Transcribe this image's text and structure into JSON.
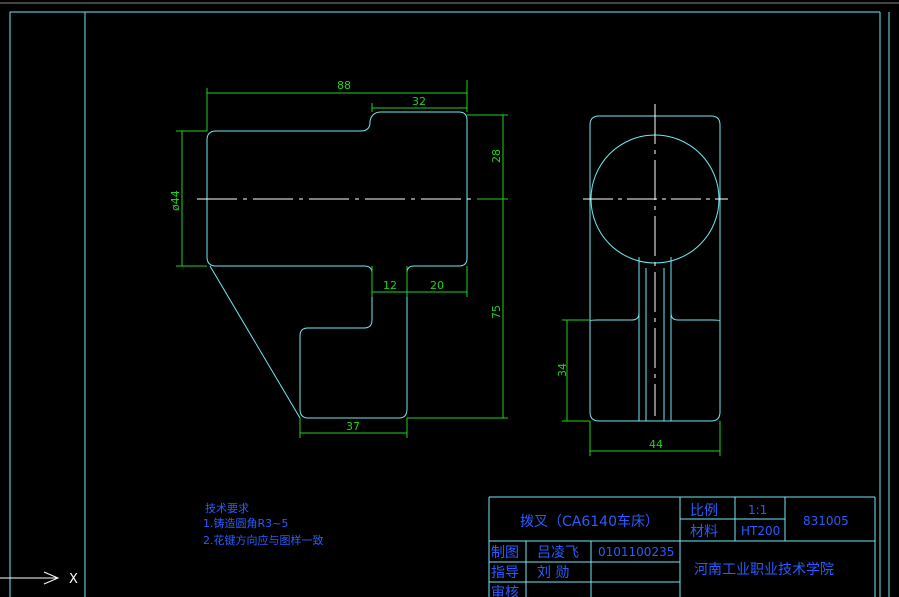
{
  "drawing": {
    "dimensions": {
      "d88": "88",
      "d32": "32",
      "d28": "28",
      "d44dia": "ø44",
      "d12": "12",
      "d20": "20",
      "d75": "75",
      "d37": "37",
      "d34": "34",
      "d44": "44"
    }
  },
  "notes": {
    "title": "技术要求",
    "line1": "1.铸造圆角R3~5",
    "line2": "2.花键方向应与图样一致"
  },
  "title_block": {
    "part_name": "拨叉（CA6140车床）",
    "scale_label": "比例",
    "scale_value": "1:1",
    "material_label": "材料",
    "material_value": "HT200",
    "drawing_no": "831005",
    "drawn_label": "制图",
    "drawn_name": "吕凌飞",
    "drawn_id": "0101100235",
    "guide_label": "指导",
    "guide_name": "刘 勋",
    "review_label": "审核",
    "school": "河南工业职业技术学院"
  },
  "ucs": {
    "x_label": "X"
  },
  "colors": {
    "background": "#000000",
    "outline": "#6fe9f2",
    "dimension": "#1fd21f",
    "text": "#2b5bff",
    "centerline": "#ffffff"
  }
}
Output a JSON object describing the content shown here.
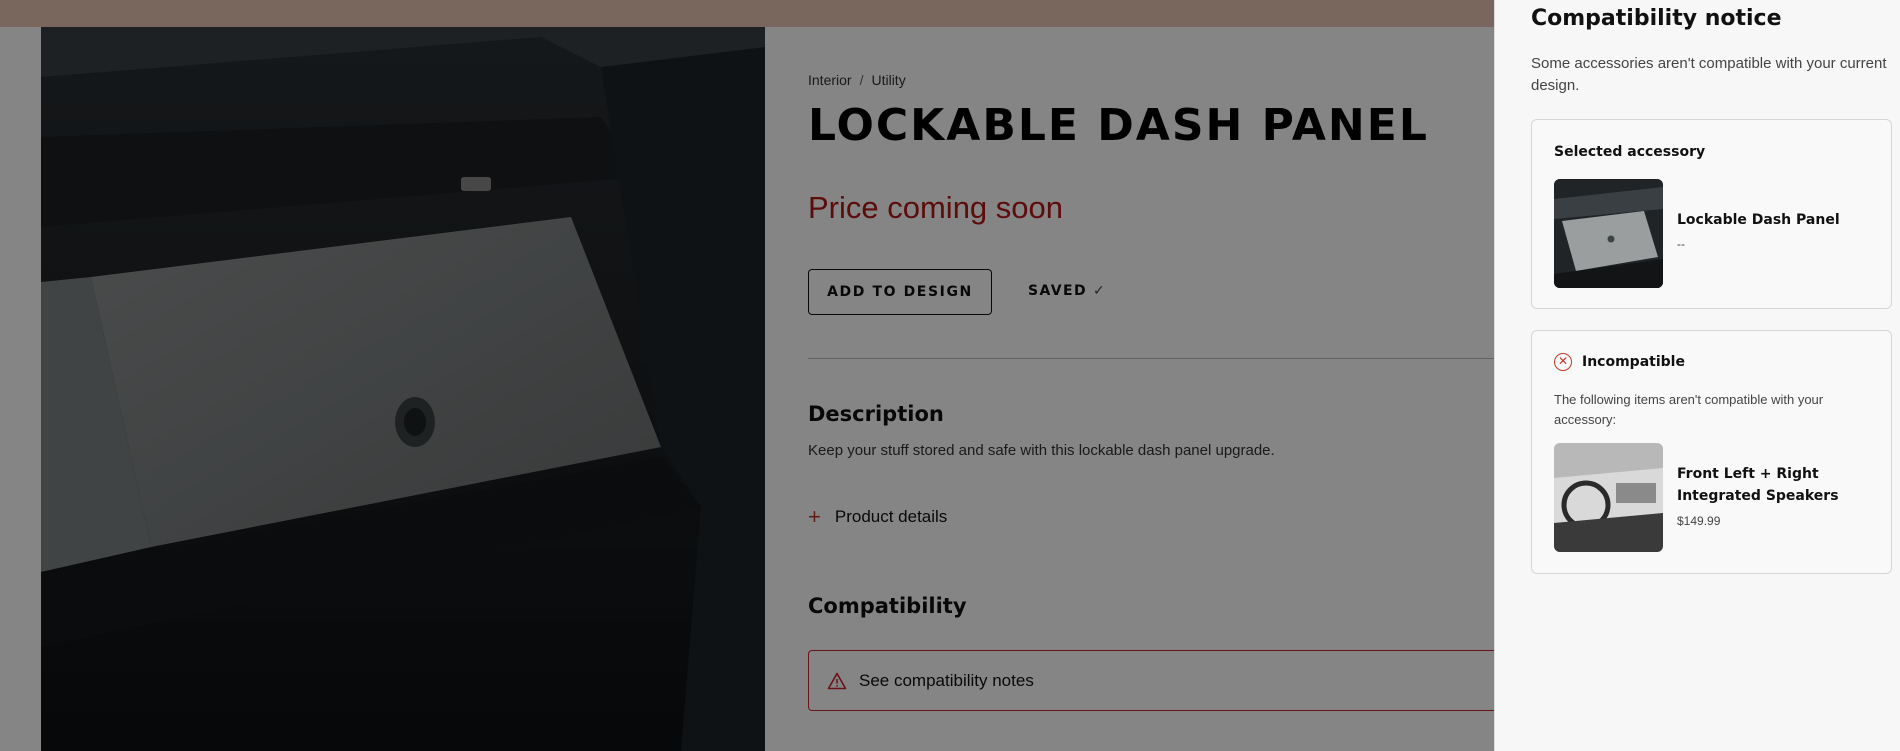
{
  "breadcrumb": {
    "items": [
      "Interior",
      "Utility"
    ],
    "separator": "/"
  },
  "product": {
    "title": "LOCKABLE DASH PANEL",
    "price": "Price coming soon",
    "add_button": "ADD TO DESIGN",
    "saved_label": "SAVED",
    "saved_icon": "checkmark-icon",
    "description_heading": "Description",
    "description_text": "Keep your stuff stored and safe with this lockable dash panel upgrade.",
    "details_label": "Product details",
    "compatibility_heading": "Compatibility",
    "compatibility_note": "See compatibility notes"
  },
  "panel": {
    "title": "Compatibility notice",
    "subtitle": "Some accessories aren't compatible with your current design.",
    "selected": {
      "label": "Selected accessory",
      "name": "Lockable Dash Panel",
      "price": "--"
    },
    "incompatible": {
      "label": "Incompatible",
      "text": "The following items aren't compatible with your accessory:",
      "item_name": "Front Left + Right Integrated Speakers",
      "item_price": "$149.99"
    }
  },
  "colors": {
    "accent_red": "#b31818",
    "top_strip": "#e9c6b4",
    "overlay": "rgba(0,0,0,0.48)"
  }
}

────────────────

Exercise description —
Give back, word for word, the lines from the line that contains "Output a JSON" through the last line of the records, with no pictures and nothing else.

Response below —
Output a JSON object describing the content shown here.
{
  "breadcrumb": {
    "items": [
      "Interior",
      "Utility"
    ],
    "separator": "/"
  },
  "product": {
    "title": "LOCKABLE DASH PANEL",
    "price": "Price coming soon",
    "add_button": "ADD TO DESIGN",
    "saved_label": "SAVED",
    "saved_icon": "checkmark-icon",
    "description_heading": "Description",
    "description_text": "Keep your stuff stored and safe with this lockable dash panel upgrade.",
    "details_label": "Product details",
    "compatibility_heading": "Compatibility",
    "compatibility_note": "See compatibility notes"
  },
  "panel": {
    "title": "Compatibility notice",
    "subtitle": "Some accessories aren't compatible with your current design.",
    "selected": {
      "label": "Selected accessory",
      "name": "Lockable Dash Panel",
      "price": "--"
    },
    "incompatible": {
      "label": "Incompatible",
      "text": "The following items aren't compatible with your accessory:",
      "item_name": "Front Left + Right Integrated Speakers",
      "item_price": "$149.99"
    }
  },
  "colors": {
    "accent_red": "#b31818",
    "top_strip": "#e9c6b4",
    "overlay": "rgba(0,0,0,0.48)"
  }
}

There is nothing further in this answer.